(Saved entries)
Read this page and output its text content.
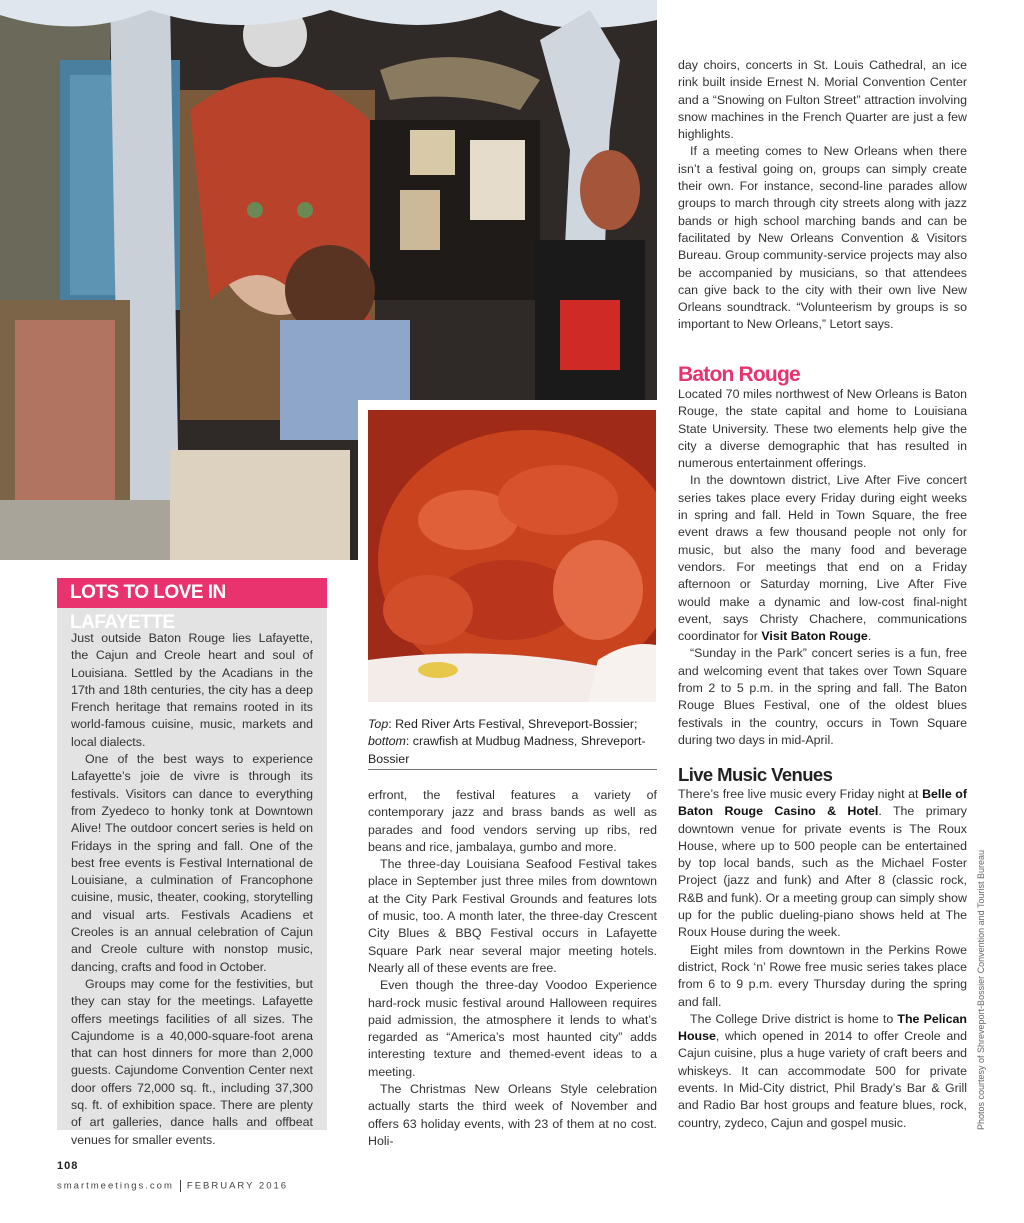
Top: Red River Arts Festival, Shreveport-Bossier; bottom: crawfish at Mudbug Madness, Shreveport-Bossier
LOTS TO LOVE IN LAFAYETTE

Just outside Baton Rouge lies Lafayette, the Cajun and Creole heart and soul of Louisiana. Settled by the Acadians in the 17th and 18th centuries, the city has a deep French heritage that remains rooted in its world-famous cuisine, music, markets and local dialects.

One of the best ways to experience Lafayette’s joie de vivre is through its festivals. Visitors can dance to everything from Zyedeco to honky tonk at Downtown Alive! The outdoor concert series is held on Fridays in the spring and fall. One of the best free events is Festival International de Louisiane, a culmination of Francophone cuisine, music, theater, cooking, storytelling and visual arts. Festivals Acadiens et Creoles is an annual celebration of Cajun and Creole culture with nonstop music, dancing, crafts and food in October.

Groups may come for the festivities, but they can stay for the meetings. Lafayette offers meetings facilities of all sizes. The Cajundome is a 40,000-square-foot arena that can host dinners for more than 2,000 guests. Cajundome Convention Center next door offers 72,000 sq. ft., including 37,300 sq. ft. of exhibition space. There are plenty of art galleries, dance halls and offbeat venues for smaller events.

erfront, the festival features a variety of contemporary jazz and brass bands as well as parades and food vendors serving up ribs, red beans and rice, jambalaya, gumbo and more.

The three-day Louisiana Seafood Festival takes place in September just three miles from downtown at the City Park Festival Grounds and features lots of music, too. A month later, the three-day Crescent City Blues & BBQ Festival occurs in Lafayette Square Park near several major meeting hotels. Nearly all of these events are free.

Even though the three-day Voodoo Experience hard-rock music festival around Halloween requires paid admission, the atmosphere it lends to what’s regarded as “America’s most haunted city” adds interesting texture and themed-event ideas to a meeting.

The Christmas New Orleans Style celebration actually starts the third week of November and offers 63 holiday events, with 23 of them at no cost. Holi-

day choirs, concerts in St. Louis Cathedral, an ice rink built inside Ernest N. Morial Convention Center and a “Snowing on Fulton Street” attraction involving snow machines in the French Quarter are just a few highlights.

If a meeting comes to New Orleans when there isn’t a festival going on, groups can simply create their own. For instance, second-line parades allow groups to march through city streets along with jazz bands or high school marching bands and can be facilitated by New Orleans Convention & Visitors Bureau. Group community-service projects may also be accompanied by musicians, so that attendees can give back to the city with their own live New Orleans soundtrack. “Volunteerism by groups is so important to New Orleans,” Letort says.

Baton Rouge

Located 70 miles northwest of New Orleans is Baton Rouge, the state capital and home to Louisiana State University. These two elements help give the city a diverse demographic that has resulted in numerous entertainment offerings.

In the downtown district, Live After Five concert series takes place every Friday during eight weeks in spring and fall. Held in Town Square, the free event draws a few thousand people not only for music, but also the many food and beverage vendors. For meetings that end on a Friday afternoon or Saturday morning, Live After Five would make a dynamic and low-cost final-night event, says Christy Chachere, communications coordinator for Visit Baton Rouge.

“Sunday in the Park” concert series is a fun, free and welcoming event that takes over Town Square from 2 to 5 p.m. in the spring and fall. The Baton Rouge Blues Festival, one of the oldest blues festivals in the country, occurs in Town Square during two days in mid-April.

Live Music Venues

There’s free live music every Friday night at Belle of Baton Rouge Casino & Hotel. The primary downtown venue for private events is The Roux House, where up to 500 people can be entertained by top local bands, such as the Michael Foster Project (jazz and funk) and After 8 (classic rock, R&B and funk). Or a meeting group can simply show up for the public dueling-piano shows held at The Roux House during the week.

Eight miles from downtown in the Perkins Rowe district, Rock ‘n’ Rowe free music series takes place from 6 to 9 p.m. every Thursday during the spring and fall.

The College Drive district is home to The Pelican House, which opened in 2014 to offer Creole and Cajun cuisine, plus a huge variety of craft beers and whiskeys. It can accommodate 500 for private events. In Mid-City district, Phil Brady’s Bar & Grill and Radio Bar host groups and feature blues, rock, country, zydeco, Cajun and gospel music.	Photos courtesy of Shreveport-Bossier Convention and Tourist Bureau
108
smartmeetings.com FEBRUARY 2016
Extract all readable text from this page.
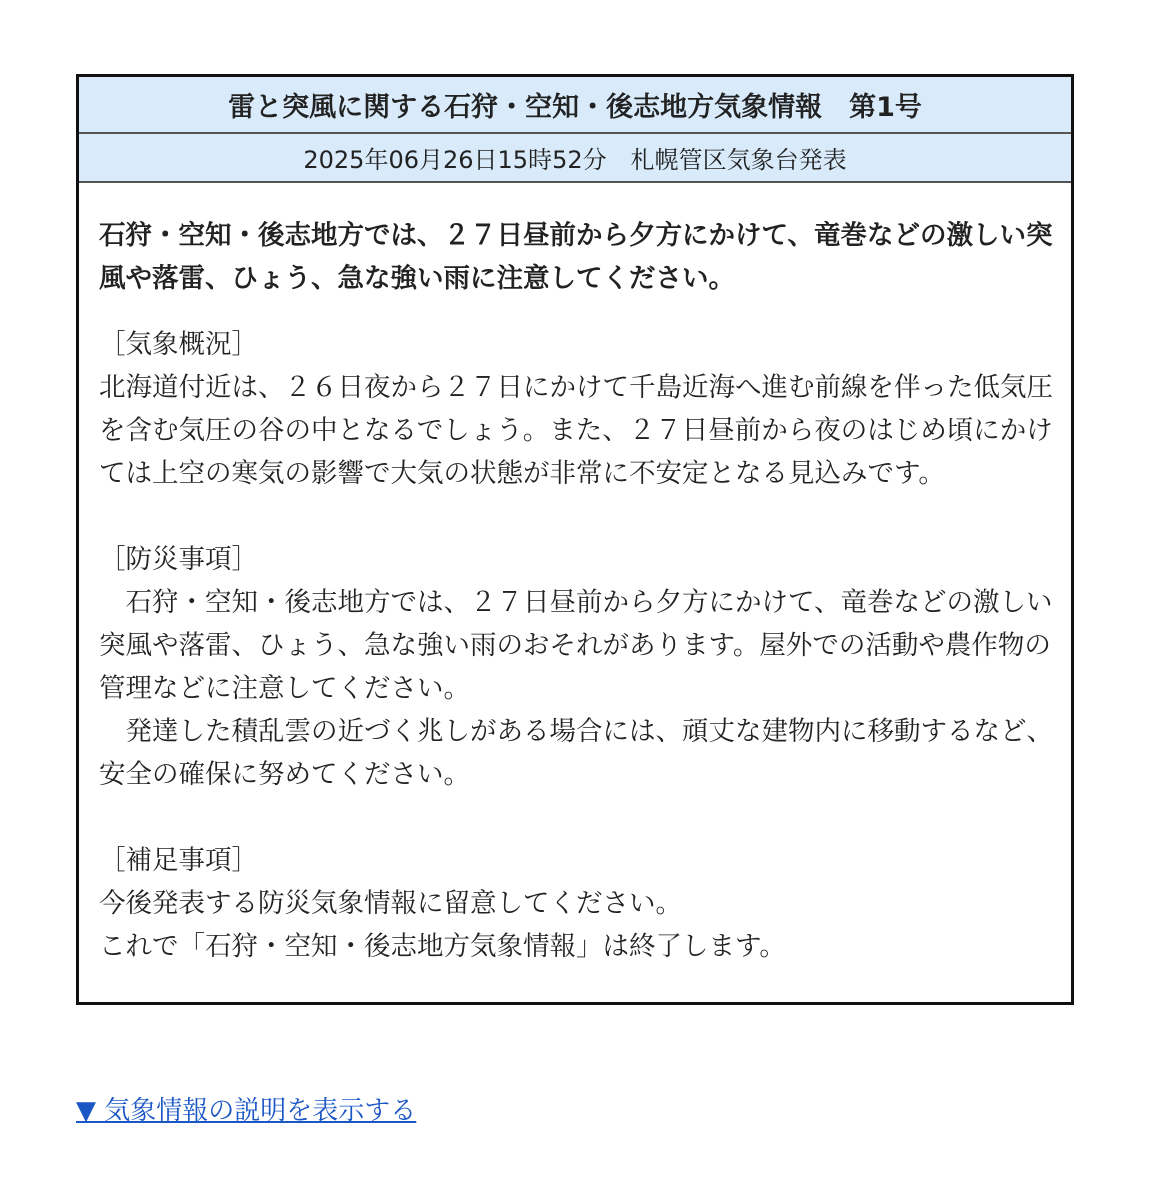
雷と突風に関する石狩・空知・後志地方気象情報　第1号
2025年06月26日15時52分　札幌管区気象台発表

石狩・空知・後志地方では、２７日昼前から夕方にかけて、竜巻などの激しい突風や落雷、ひょう、急な強い雨に注意してください。

［気象概況］

北海道付近は、２６日夜から２７日にかけて千島近海へ進む前線を伴った低気圧を含む気圧の谷の中となるでしょう。また、２７日昼前から夜のはじめ頃にかけては上空の寒気の影響で大気の状態が非常に不安定となる見込みです。

［防災事項］

　石狩・空知・後志地方では、２７日昼前から夕方にかけて、竜巻などの激しい突風や落雷、ひょう、急な強い雨のおそれがあります。屋外での活動や農作物の管理などに注意してください。

　発達した積乱雲の近づく兆しがある場合には、頑丈な建物内に移動するなど、安全の確保に努めてください。

［補足事項］

今後発表する防災気象情報に留意してください。

これで「石狩・空知・後志地方気象情報」は終了します。

▼ 気象情報の説明を表示する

**REQUEST:** Every line of the material is to be quoted exactly, with no pictures carried over.

**TASK SOLUTION:**
Read this page and output its text content.
Top: Red River Arts Festival, Shreveport-Bossier; bottom: crawfish at Mudbug Madness, Shreveport-Bossier
LOTS TO LOVE IN LAFAYETTE

Just outside Baton Rouge lies Lafayette, the Cajun and Creole heart and soul of Louisiana. Settled by the Acadians in the 17th and 18th centuries, the city has a deep French heritage that remains rooted in its world-famous cuisine, music, markets and local dialects.

One of the best ways to experience Lafayette’s joie de vivre is through its festivals. Visitors can dance to everything from Zyedeco to honky tonk at Downtown Alive! The outdoor concert series is held on Fridays in the spring and fall. One of the best free events is Festival International de Louisiane, a culmination of Francophone cuisine, music, theater, cooking, storytelling and visual arts. Festivals Acadiens et Creoles is an annual celebration of Cajun and Creole culture with nonstop music, dancing, crafts and food in October.

Groups may come for the festivities, but they can stay for the meetings. Lafayette offers meetings facilities of all sizes. The Cajundome is a 40,000-square-foot arena that can host dinners for more than 2,000 guests. Cajundome Convention Center next door offers 72,000 sq. ft., including 37,300 sq. ft. of exhibition space. There are plenty of art galleries, dance halls and offbeat venues for smaller events.

erfront, the festival features a variety of contemporary jazz and brass bands as well as parades and food vendors serving up ribs, red beans and rice, jambalaya, gumbo and more.

The three-day Louisiana Seafood Festival takes place in September just three miles from downtown at the City Park Festival Grounds and features lots of music, too. A month later, the three-day Crescent City Blues & BBQ Festival occurs in Lafayette Square Park near several major meeting hotels. Nearly all of these events are free.

Even though the three-day Voodoo Experience hard-rock music festival around Halloween requires paid admission, the atmosphere it lends to what’s regarded as “America’s most haunted city” adds interesting texture and themed-event ideas to a meeting.

The Christmas New Orleans Style celebration actually starts the third week of November and offers 63 holiday events, with 23 of them at no cost. Holi-

day choirs, concerts in St. Louis Cathedral, an ice rink built inside Ernest N. Morial Convention Center and a “Snowing on Fulton Street” attraction involving snow machines in the French Quarter are just a few highlights.

If a meeting comes to New Orleans when there isn’t a festival going on, groups can simply create their own. For instance, second-line parades allow groups to march through city streets along with jazz bands or high school marching bands and can be facilitated by New Orleans Convention & Visitors Bureau. Group community-service projects may also be accompanied by musicians, so that attendees can give back to the city with their own live New Orleans soundtrack. “Volunteerism by groups is so important to New Orleans,” Letort says.

Baton Rouge

Located 70 miles northwest of New Orleans is Baton Rouge, the state capital and home to Louisiana State University. These two elements help give the city a diverse demographic that has resulted in numerous entertainment offerings.

In the downtown district, Live After Five concert series takes place every Friday during eight weeks in spring and fall. Held in Town Square, the free event draws a few thousand people not only for music, but also the many food and beverage vendors. For meetings that end on a Friday afternoon or Saturday morning, Live After Five would make a dynamic and low-cost final-night event, says Christy Chachere, communications coordinator for Visit Baton Rouge.

“Sunday in the Park” concert series is a fun, free and welcoming event that takes over Town Square from 2 to 5 p.m. in the spring and fall. The Baton Rouge Blues Festival, one of the oldest blues festivals in the country, occurs in Town Square during two days in mid-April.

Live Music Venues

There’s free live music every Friday night at Belle of Baton Rouge Casino & Hotel. The primary downtown venue for private events is The Roux House, where up to 500 people can be entertained by top local bands, such as the Michael Foster Project (jazz and funk) and After 8 (classic rock, R&B and funk). Or a meeting group can simply show up for the public dueling-piano shows held at The Roux House during the week.

Eight miles from downtown in the Perkins Rowe district, Rock ‘n’ Rowe free music series takes place from 6 to 9 p.m. every Thursday during the spring and fall.

The College Drive district is home to The Pelican House, which opened in 2014 to offer Creole and Cajun cuisine, plus a huge variety of craft beers and whiskeys. It can accommodate 500 for private events. In Mid-City district, Phil Brady’s Bar & Grill and Radio Bar host groups and feature blues, rock, country, zydeco, Cajun and gospel music.	Photos courtesy of Shreveport-Bossier Convention and Tourist Bureau
108
smartmeetings.com FEBRUARY 2016
Extract all readable text from this page.
雷と突風に関する石狩・空知・後志地方気象情報　第1号
2025年06月26日15時52分　札幌管区気象台発表

石狩・空知・後志地方では、２７日昼前から夕方にかけて、竜巻などの激しい突風や落雷、ひょう、急な強い雨に注意してください。

［気象概況］

北海道付近は、２６日夜から２７日にかけて千島近海へ進む前線を伴った低気圧を含む気圧の谷の中となるでしょう。また、２７日昼前から夜のはじめ頃にかけては上空の寒気の影響で大気の状態が非常に不安定となる見込みです。

［防災事項］

　石狩・空知・後志地方では、２７日昼前から夕方にかけて、竜巻などの激しい突風や落雷、ひょう、急な強い雨のおそれがあります。屋外での活動や農作物の管理などに注意してください。

　発達した積乱雲の近づく兆しがある場合には、頑丈な建物内に移動するなど、安全の確保に努めてください。

［補足事項］

今後発表する防災気象情報に留意してください。

これで「石狩・空知・後志地方気象情報」は終了します。

▼ 気象情報の説明を表示する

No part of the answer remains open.